[WRITTEN PROBLEM] Each line of the material below that holds the word "Thursdays" needs to be copied.

Data records:
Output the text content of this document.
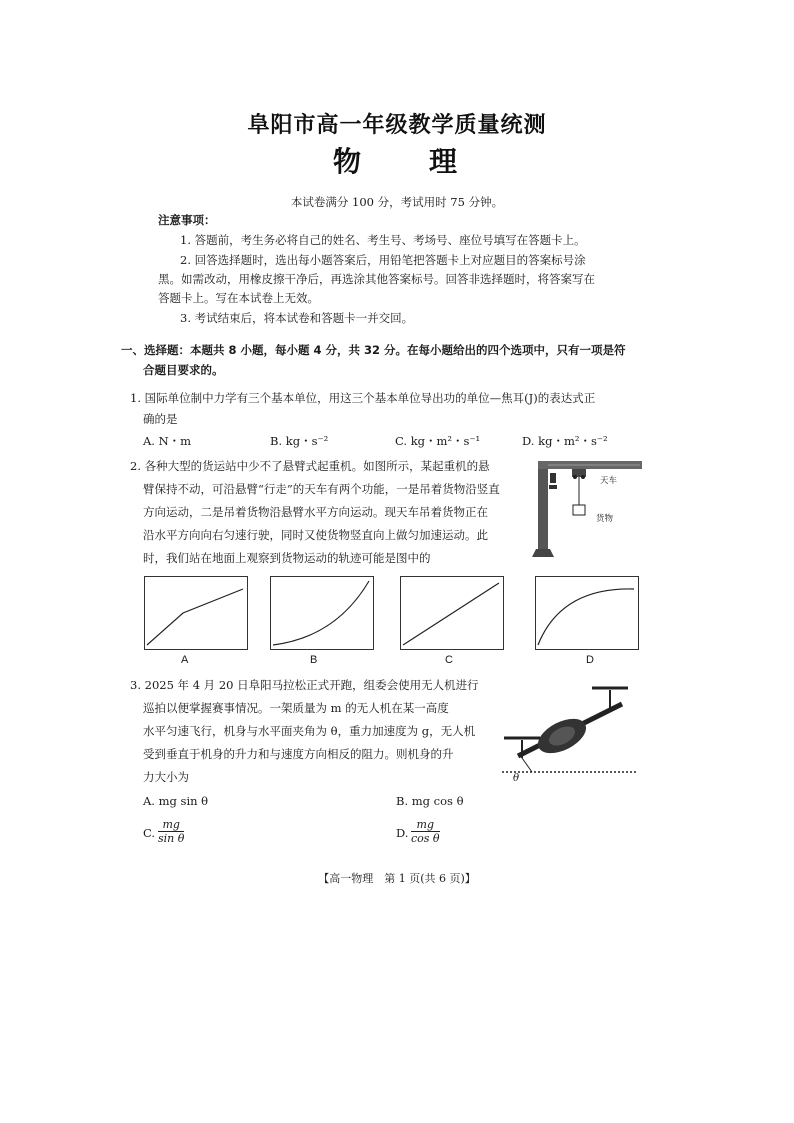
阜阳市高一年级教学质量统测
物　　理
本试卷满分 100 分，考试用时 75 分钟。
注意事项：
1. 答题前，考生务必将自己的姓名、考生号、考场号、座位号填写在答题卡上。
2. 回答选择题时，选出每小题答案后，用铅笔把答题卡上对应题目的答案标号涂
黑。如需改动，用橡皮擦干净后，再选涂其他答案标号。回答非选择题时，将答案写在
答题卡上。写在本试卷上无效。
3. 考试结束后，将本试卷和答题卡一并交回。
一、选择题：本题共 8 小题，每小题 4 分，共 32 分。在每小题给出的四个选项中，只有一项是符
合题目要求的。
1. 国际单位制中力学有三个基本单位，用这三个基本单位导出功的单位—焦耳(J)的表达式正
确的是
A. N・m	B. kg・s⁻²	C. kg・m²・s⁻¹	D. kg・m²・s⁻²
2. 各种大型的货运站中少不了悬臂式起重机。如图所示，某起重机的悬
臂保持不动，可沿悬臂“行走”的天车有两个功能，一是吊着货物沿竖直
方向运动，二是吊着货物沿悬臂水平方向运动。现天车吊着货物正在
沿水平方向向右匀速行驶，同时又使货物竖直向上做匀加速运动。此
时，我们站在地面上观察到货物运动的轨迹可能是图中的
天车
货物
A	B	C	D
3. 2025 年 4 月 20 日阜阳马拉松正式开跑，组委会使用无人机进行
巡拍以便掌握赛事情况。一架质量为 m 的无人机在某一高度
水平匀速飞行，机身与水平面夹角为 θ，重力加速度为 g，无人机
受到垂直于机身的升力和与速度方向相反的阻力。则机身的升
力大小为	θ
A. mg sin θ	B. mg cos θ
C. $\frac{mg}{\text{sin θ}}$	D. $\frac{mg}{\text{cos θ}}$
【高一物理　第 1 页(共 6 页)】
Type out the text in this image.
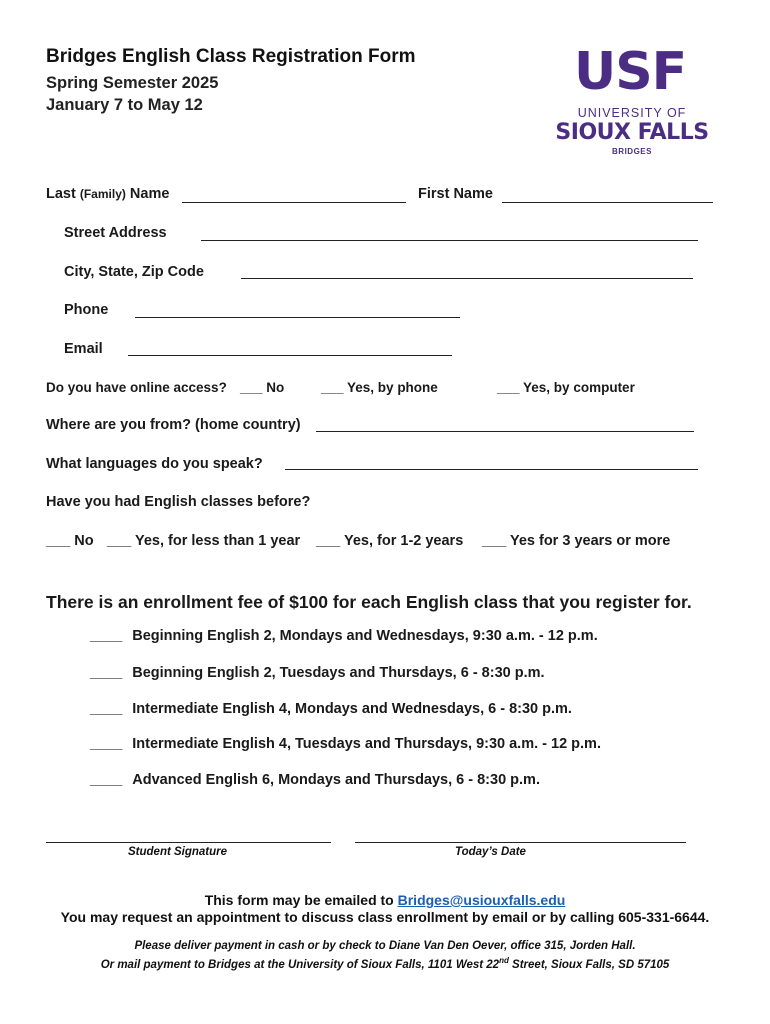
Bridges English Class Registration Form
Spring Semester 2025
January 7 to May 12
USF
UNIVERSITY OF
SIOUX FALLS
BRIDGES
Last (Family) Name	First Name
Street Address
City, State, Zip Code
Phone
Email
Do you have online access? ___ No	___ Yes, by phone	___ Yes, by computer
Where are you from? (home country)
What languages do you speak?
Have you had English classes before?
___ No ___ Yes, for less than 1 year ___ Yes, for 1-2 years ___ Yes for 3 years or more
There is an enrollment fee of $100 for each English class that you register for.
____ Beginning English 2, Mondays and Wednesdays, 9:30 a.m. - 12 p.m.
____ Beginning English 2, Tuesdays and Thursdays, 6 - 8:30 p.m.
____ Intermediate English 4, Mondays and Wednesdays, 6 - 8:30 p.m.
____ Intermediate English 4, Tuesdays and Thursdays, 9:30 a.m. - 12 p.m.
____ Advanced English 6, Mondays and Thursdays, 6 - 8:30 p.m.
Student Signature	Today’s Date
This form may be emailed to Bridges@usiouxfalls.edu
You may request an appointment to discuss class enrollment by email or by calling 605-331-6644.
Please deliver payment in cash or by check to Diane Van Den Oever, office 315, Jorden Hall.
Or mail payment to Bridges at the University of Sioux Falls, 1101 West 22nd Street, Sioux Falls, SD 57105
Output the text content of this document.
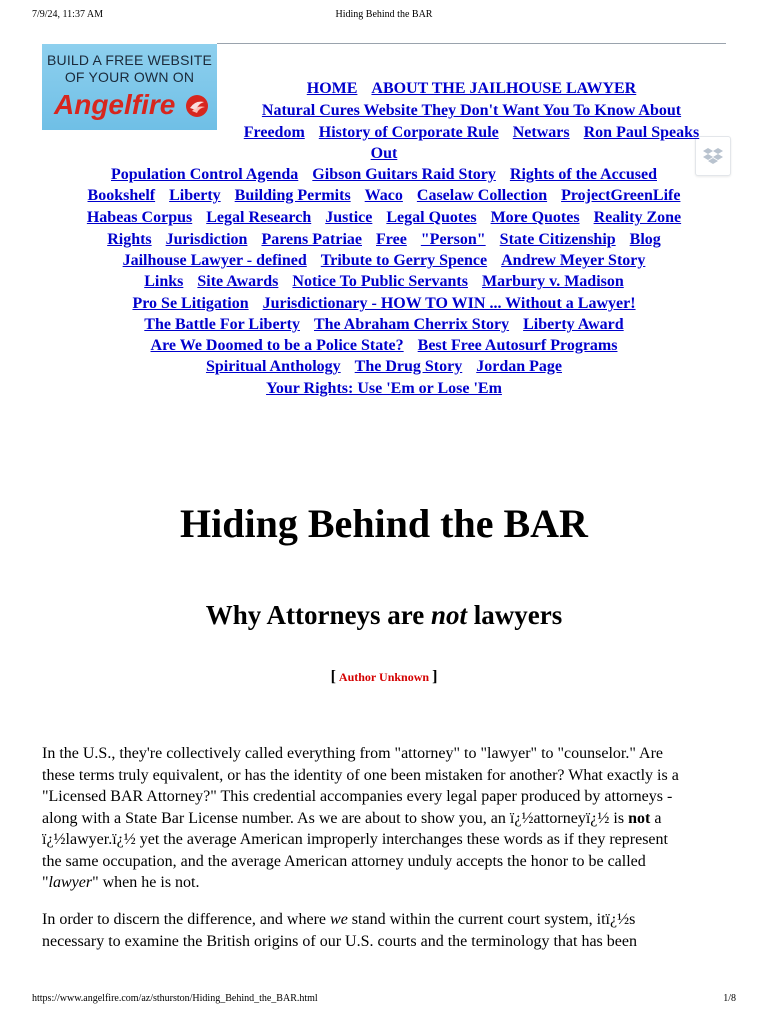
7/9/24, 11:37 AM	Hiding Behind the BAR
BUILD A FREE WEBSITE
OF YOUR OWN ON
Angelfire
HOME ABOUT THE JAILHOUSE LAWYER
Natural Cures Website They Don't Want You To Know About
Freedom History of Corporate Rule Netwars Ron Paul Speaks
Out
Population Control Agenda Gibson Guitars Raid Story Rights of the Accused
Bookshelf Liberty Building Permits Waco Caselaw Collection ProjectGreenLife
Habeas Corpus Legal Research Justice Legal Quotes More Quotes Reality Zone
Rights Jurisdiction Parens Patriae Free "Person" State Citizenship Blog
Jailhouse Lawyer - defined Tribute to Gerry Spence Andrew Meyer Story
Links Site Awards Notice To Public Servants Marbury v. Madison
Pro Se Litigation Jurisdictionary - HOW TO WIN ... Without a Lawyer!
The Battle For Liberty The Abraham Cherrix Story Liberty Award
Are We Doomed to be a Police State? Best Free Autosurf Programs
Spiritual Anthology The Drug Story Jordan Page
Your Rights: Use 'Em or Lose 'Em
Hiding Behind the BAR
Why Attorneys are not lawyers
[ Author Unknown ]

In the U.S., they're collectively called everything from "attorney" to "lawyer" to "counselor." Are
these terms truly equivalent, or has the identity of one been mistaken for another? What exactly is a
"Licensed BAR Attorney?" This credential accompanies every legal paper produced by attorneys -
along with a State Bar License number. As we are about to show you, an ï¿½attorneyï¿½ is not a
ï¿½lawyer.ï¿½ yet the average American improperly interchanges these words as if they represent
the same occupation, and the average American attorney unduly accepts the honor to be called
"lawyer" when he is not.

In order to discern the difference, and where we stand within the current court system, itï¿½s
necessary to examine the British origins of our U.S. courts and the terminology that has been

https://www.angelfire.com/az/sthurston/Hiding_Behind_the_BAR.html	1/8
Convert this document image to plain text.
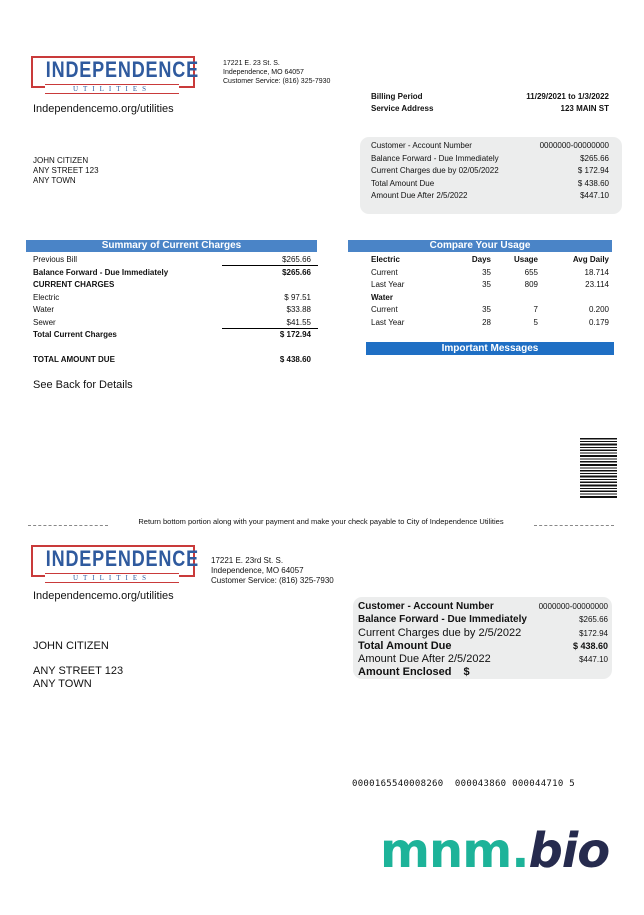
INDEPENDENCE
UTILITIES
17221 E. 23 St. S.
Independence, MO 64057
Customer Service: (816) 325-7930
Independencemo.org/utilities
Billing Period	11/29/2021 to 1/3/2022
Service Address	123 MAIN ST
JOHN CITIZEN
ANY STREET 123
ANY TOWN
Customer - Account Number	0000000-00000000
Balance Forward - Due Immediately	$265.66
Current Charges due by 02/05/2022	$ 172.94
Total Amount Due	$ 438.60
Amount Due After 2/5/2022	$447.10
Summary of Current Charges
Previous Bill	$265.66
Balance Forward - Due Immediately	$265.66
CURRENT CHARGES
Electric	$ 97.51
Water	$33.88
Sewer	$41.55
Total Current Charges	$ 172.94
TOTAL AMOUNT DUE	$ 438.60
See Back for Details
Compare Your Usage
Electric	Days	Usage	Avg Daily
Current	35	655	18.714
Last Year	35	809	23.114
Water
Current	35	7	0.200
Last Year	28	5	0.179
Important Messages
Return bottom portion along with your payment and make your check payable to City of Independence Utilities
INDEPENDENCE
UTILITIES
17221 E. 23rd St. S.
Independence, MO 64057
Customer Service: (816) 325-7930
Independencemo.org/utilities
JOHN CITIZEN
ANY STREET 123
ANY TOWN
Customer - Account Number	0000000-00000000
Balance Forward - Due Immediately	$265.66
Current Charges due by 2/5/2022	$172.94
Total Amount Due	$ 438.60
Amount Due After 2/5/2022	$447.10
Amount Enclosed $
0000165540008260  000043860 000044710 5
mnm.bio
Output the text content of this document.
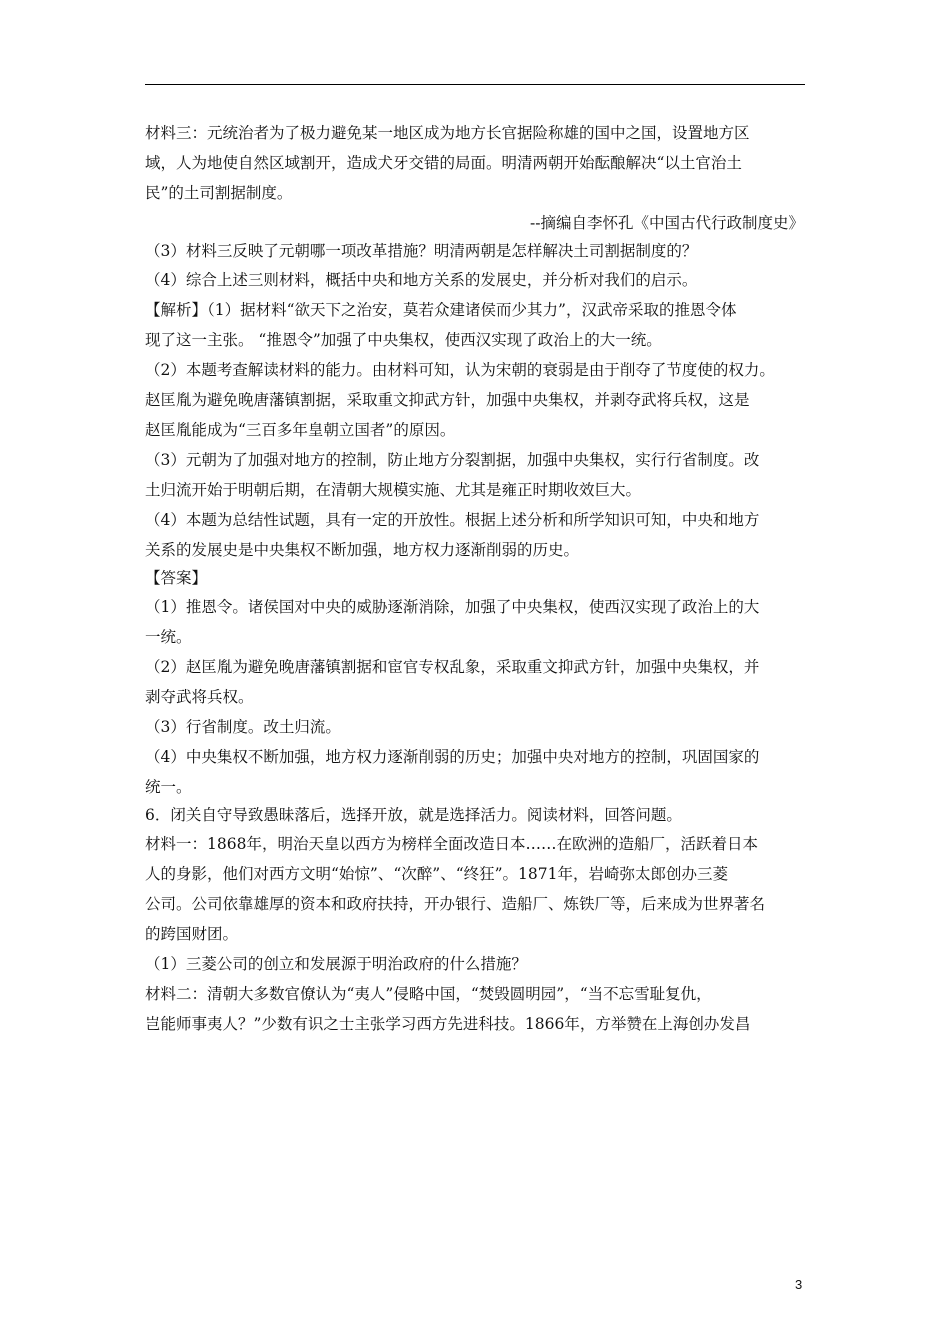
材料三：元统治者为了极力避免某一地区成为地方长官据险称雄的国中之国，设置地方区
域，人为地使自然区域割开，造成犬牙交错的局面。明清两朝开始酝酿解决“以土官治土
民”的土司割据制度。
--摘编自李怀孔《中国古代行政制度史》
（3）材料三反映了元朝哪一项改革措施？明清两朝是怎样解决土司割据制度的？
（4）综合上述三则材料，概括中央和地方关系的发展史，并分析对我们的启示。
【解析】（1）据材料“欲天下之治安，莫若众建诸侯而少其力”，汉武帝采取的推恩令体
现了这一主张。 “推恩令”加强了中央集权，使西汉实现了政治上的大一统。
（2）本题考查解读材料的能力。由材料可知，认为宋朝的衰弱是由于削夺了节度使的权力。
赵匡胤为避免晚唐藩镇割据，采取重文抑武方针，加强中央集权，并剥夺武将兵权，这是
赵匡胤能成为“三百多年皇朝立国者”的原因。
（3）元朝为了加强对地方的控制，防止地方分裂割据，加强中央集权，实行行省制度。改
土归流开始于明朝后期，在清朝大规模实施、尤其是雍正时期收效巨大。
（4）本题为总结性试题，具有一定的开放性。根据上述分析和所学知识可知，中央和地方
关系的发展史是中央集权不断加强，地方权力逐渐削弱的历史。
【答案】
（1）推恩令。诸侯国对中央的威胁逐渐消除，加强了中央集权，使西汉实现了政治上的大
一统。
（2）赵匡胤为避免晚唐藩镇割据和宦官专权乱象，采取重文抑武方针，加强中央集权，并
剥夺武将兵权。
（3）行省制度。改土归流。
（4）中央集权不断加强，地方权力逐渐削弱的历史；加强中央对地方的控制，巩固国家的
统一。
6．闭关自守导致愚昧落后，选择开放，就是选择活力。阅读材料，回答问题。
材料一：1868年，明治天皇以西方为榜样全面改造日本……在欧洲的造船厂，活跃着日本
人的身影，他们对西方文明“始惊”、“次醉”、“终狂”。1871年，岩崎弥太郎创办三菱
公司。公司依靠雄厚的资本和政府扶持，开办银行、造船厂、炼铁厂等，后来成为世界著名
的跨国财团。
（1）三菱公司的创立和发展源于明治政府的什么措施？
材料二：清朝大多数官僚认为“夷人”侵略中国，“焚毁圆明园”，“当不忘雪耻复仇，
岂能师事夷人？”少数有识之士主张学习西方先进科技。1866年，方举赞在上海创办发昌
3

[THE COMPLETED TASK]
____ Beginning English 2, Tuesdays and Thursdays, 6 - 8:30 p.m.
____ Intermediate English 4, Tuesdays and Thursdays, 9:30 a.m. - 12 p.m.
____ Advanced English 6, Mondays and Thursdays, 6 - 8:30 p.m.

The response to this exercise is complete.